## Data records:
— START —
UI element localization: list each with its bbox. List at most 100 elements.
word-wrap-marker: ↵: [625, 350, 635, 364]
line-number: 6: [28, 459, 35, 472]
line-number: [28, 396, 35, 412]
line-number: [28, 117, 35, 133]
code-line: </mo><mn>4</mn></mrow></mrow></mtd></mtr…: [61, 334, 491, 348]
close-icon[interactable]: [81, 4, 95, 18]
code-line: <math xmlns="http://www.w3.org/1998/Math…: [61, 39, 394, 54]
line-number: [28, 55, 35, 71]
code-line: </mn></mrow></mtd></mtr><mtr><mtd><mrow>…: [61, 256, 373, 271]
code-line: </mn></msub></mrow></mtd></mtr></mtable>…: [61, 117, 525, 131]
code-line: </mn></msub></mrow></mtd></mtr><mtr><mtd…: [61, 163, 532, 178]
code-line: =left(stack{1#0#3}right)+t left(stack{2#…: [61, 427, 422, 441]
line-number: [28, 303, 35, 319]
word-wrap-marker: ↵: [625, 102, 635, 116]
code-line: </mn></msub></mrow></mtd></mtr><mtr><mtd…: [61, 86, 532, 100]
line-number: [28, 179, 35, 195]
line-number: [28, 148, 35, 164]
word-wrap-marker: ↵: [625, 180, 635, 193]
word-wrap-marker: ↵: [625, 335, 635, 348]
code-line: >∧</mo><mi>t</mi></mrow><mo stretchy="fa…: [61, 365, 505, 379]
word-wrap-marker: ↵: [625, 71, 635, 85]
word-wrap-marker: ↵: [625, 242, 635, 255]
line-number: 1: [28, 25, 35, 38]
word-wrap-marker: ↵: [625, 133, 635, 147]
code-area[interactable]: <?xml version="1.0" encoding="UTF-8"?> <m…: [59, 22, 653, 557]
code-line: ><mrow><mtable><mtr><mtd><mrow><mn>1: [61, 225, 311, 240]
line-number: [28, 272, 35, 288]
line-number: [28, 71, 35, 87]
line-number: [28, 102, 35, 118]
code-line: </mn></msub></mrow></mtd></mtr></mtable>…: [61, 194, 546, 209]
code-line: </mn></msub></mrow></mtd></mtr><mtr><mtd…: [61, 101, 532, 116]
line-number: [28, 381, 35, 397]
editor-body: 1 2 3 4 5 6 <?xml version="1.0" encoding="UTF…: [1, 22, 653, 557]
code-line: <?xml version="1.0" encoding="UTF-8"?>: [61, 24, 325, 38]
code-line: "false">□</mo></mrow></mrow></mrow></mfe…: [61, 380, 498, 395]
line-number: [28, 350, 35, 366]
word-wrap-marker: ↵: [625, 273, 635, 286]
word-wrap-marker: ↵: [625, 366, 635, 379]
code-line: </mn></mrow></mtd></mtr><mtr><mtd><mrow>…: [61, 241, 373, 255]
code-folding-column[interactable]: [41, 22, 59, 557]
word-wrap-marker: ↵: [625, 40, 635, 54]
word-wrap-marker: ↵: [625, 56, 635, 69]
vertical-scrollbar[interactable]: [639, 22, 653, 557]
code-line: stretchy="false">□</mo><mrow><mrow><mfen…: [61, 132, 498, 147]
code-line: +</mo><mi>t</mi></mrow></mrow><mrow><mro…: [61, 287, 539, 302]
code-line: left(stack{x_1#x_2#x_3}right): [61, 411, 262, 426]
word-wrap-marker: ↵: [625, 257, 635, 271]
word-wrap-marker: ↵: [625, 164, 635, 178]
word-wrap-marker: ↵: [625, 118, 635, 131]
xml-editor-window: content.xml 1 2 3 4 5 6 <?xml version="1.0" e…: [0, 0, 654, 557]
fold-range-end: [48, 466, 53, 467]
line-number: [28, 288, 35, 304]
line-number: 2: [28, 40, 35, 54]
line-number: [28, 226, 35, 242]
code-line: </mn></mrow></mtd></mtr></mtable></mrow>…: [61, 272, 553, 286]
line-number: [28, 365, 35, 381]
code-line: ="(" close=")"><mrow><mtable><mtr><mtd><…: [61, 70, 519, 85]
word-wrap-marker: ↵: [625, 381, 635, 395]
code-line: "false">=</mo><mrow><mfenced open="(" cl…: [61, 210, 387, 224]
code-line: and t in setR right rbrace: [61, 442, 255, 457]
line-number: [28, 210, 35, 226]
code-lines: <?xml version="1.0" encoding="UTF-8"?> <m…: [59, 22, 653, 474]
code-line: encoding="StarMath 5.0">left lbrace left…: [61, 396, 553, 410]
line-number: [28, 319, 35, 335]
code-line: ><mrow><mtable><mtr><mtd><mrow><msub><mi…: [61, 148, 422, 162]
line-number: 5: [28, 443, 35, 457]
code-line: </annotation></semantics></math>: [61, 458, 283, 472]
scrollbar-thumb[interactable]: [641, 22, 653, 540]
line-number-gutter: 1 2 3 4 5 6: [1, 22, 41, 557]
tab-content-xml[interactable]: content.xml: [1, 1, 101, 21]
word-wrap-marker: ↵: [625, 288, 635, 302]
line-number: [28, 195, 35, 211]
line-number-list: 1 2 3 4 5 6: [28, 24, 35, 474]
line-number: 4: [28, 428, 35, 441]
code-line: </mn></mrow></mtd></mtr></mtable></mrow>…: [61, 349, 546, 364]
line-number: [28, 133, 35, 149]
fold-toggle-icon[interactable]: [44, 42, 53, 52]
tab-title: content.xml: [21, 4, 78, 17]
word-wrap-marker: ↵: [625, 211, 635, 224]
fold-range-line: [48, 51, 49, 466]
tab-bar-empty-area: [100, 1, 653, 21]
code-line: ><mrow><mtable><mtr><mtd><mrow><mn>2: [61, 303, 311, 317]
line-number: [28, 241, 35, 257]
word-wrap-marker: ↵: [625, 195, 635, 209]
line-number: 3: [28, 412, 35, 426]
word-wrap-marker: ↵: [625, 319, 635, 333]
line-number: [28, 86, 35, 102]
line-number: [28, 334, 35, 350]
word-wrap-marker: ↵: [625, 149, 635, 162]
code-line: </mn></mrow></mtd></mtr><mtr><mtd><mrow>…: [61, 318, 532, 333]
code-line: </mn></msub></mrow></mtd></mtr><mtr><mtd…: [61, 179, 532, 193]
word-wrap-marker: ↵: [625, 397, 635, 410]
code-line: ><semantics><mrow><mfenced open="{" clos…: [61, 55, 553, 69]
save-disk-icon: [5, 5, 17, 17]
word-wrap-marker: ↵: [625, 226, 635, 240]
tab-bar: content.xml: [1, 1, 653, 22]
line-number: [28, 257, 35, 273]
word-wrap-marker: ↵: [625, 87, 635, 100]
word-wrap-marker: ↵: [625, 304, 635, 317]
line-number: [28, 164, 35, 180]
— END —
Render each line of the rows as a string in a JSON list, one string per line and blank lines omitted.

[
  "UI element localization: list each with its bbox. List at most 100 elements.",
  "word-wrap-marker: ↵: [625, 350, 635, 364]",
  "line-number: 6: [28, 459, 35, 472]",
  "line-number: [28, 396, 35, 412]",
  "line-number: [28, 117, 35, 133]",
  "code-line: </mo><mn>4</mn></mrow></mrow></mtd></mtr…: [61, 334, 491, 348]",
  "close-icon[interactable]: [81, 4, 95, 18]",
  "code-line: <math xmlns=\"http://www.w3.org/1998/Math…: [61, 39, 394, 54]",
  "line-number: [28, 55, 35, 71]",
  "code-line: </mn></mrow></mtd></mtr><mtr><mtd><mrow>…: [61, 256, 373, 271]",
  "code-line: </mn></msub></mrow></mtd></mtr></mtable>…: [61, 117, 525, 131]",
  "code-line: </mn></msub></mrow></mtd></mtr><mtr><mtd…: [61, 163, 532, 178]",
  "code-line: =left(stack{1#0#3}right)+t left(stack{2#…: [61, 427, 422, 441]",
  "line-number: [28, 303, 35, 319]",
  "word-wrap-marker: ↵: [625, 102, 635, 116]",
  "code-line: </mn></msub></mrow></mtd></mtr><mtr><mtd…: [61, 86, 532, 100]",
  "line-number: [28, 179, 35, 195]",
  "line-number: [28, 148, 35, 164]",
  "word-wrap-marker: ↵: [625, 180, 635, 193]",
  "word-wrap-marker: ↵: [625, 335, 635, 348]",
  "code-line: >∧</mo><mi>t</mi></mrow><mo stretchy=\"fa…: [61, 365, 505, 379]",
  "word-wrap-marker: ↵: [625, 71, 635, 85]",
  "word-wrap-marker: ↵: [625, 242, 635, 255]",
  "line-number: 1: [28, 25, 35, 38]",
  "word-wrap-marker: ↵: [625, 133, 635, 147]",
  "code-area[interactable]: <?xml version=\"1.0\" encoding=\"UTF-8\"?> <m…: [59, 22, 653, 557]",
  "code-line: ><mrow><mtable><mtr><mtd><mrow><mn>1: [61, 225, 311, 240]",
  "line-number: [28, 272, 35, 288]",
  "line-number: [28, 71, 35, 87]",
  "line-number: [28, 102, 35, 118]",
  "code-line: </mn></msub></mrow></mtd></mtr></mtable>…: [61, 194, 546, 209]",
  "code-line: </mn></msub></mrow></mtd></mtr><mtr><mtd…: [61, 101, 532, 116]",
  "line-number: [28, 381, 35, 397]",
  "editor-body: 1 2 3 4 5 6 <?xml version=\"1.0\" encoding=\"UTF…: [1, 22, 653, 557]",
  "code-line: <?xml version=\"1.0\" encoding=\"UTF-8\"?>: [61, 24, 325, 38]",
  "code-line: \"false\">□</mo></mrow></mrow></mrow></mfe…: [61, 380, 498, 395]",
  "line-number: [28, 350, 35, 366]",
  "word-wrap-marker: ↵: [625, 273, 635, 286]",
  "word-wrap-marker: ↵: [625, 366, 635, 379]",
  "code-line: </mn></mrow></mtd></mtr><mtr><mtd><mrow>…: [61, 241, 373, 255]",
  "code-folding-column[interactable]: [41, 22, 59, 557]",
  "word-wrap-marker: ↵: [625, 40, 635, 54]",
  "word-wrap-marker: ↵: [625, 56, 635, 69]",
  "vertical-scrollbar[interactable]: [639, 22, 653, 557]",
  "code-line: stretchy=\"false\">□</mo><mrow><mrow><mfen…: [61, 132, 498, 147]",
  "code-line: +</mo><mi>t</mi></mrow></mrow><mrow><mro…: [61, 287, 539, 302]",
  "code-line: left(stack{x_1#x_2#x_3}right): [61, 411, 262, 426]",
  "word-wrap-marker: ↵: [625, 257, 635, 271]",
  "word-wrap-marker: ↵: [625, 164, 635, 178]",
  "word-wrap-marker: ↵: [625, 118, 635, 131]",
  "xml-editor-window: content.xml 1 2 3 4 5 6 <?xml version=\"1.0\" e…: [0, 0, 654, 557]",
  "fold-range-end: [48, 466, 53, 467]",
  "line-number: [28, 288, 35, 304]",
  "line-number: 2: [28, 40, 35, 54]",
  "line-number: [28, 226, 35, 242]",
  "code-line: </mn></mrow></mtd></mtr></mtable></mrow>…: [61, 272, 553, 286]",
  "line-number: [28, 365, 35, 381]",
  "code-line: =\"(\" close=\")\"><mrow><mtable><mtr><mtd><…: [61, 70, 519, 85]",
  "word-wrap-marker: ↵: [625, 381, 635, 395]",
  "code-line: \"false\">=</mo><mrow><mfenced open=\"(\" cl…: [61, 210, 387, 224]",
  "code-line: and t in setR right rbrace: [61, 442, 255, 457]",
  "line-number: [28, 210, 35, 226]",
  "code-lines: <?xml version=\"1.0\" encoding=\"UTF-8\"?> <m…: [59, 22, 653, 474]",
  "code-line: encoding=\"StarMath 5.0\">left lbrace left…: [61, 396, 553, 410]",
  "line-number: [28, 319, 35, 335]",
  "code-line: ><mrow><mtable><mtr><mtd><mrow><msub><mi…: [61, 148, 422, 162]",
  "line-number: 5: [28, 443, 35, 457]",
  "code-line: </annotation></semantics></math>: [61, 458, 283, 472]",
  "scrollbar-thumb[interactable]: [641, 22, 653, 540]",
  "line-number-gutter: 1 2 3 4 5 6: [1, 22, 41, 557]",
  "tab-content-xml[interactable]: content.xml: [1, 1, 101, 21]",
  "word-wrap-marker: ↵: [625, 288, 635, 302]",
  "line-number: [28, 195, 35, 211]",
  "line-number-list: 1 2 3 4 5 6: [28, 24, 35, 474]",
  "line-number: 4: [28, 428, 35, 441]",
  "code-line: </mn></mrow></mtd></mtr></mtable></mrow>…: [61, 349, 546, 364]",
  "line-number: [28, 133, 35, 149]",
  "fold-toggle-icon[interactable]: [44, 42, 53, 52]",
  "tab-title: content.xml: [21, 4, 78, 17]",
  "word-wrap-marker: ↵: [625, 211, 635, 224]",
  "fold-range-line: [48, 51, 49, 466]",
  "tab-bar-empty-area: [100, 1, 653, 21]",
  "code-line: ><mrow><mtable><mtr><mtd><mrow><mn>2: [61, 303, 311, 317]",
  "line-number: [28, 241, 35, 257]",
  "word-wrap-marker: ↵: [625, 195, 635, 209]",
  "line-number: 3: [28, 412, 35, 426]",
  "word-wrap-marker: ↵: [625, 319, 635, 333]",
  "line-number: [28, 86, 35, 102]",
  "line-number: [28, 334, 35, 350]",
  "word-wrap-marker: ↵: [625, 149, 635, 162]",
  "code-line: </mn></mrow></mtd></mtr><mtr><mtd><mrow>…: [61, 318, 532, 333]",
  "code-line: </mn></msub></mrow></mtd></mtr><mtr><mtd…: [61, 179, 532, 193]",
  "word-wrap-marker: ↵: [625, 397, 635, 410]",
  "code-line: ><semantics><mrow><mfenced open=\"{\" clos…: [61, 55, 553, 69]",
  "save-disk-icon: [5, 5, 17, 17]",
  "word-wrap-marker: ↵: [625, 226, 635, 240]",
  "tab-bar: content.xml: [1, 1, 653, 22]",
  "line-number: [28, 257, 35, 273]",
  "word-wrap-marker: ↵: [625, 87, 635, 100]",
  "word-wrap-marker: ↵: [625, 304, 635, 317]",
  "line-number: [28, 164, 35, 180]"
]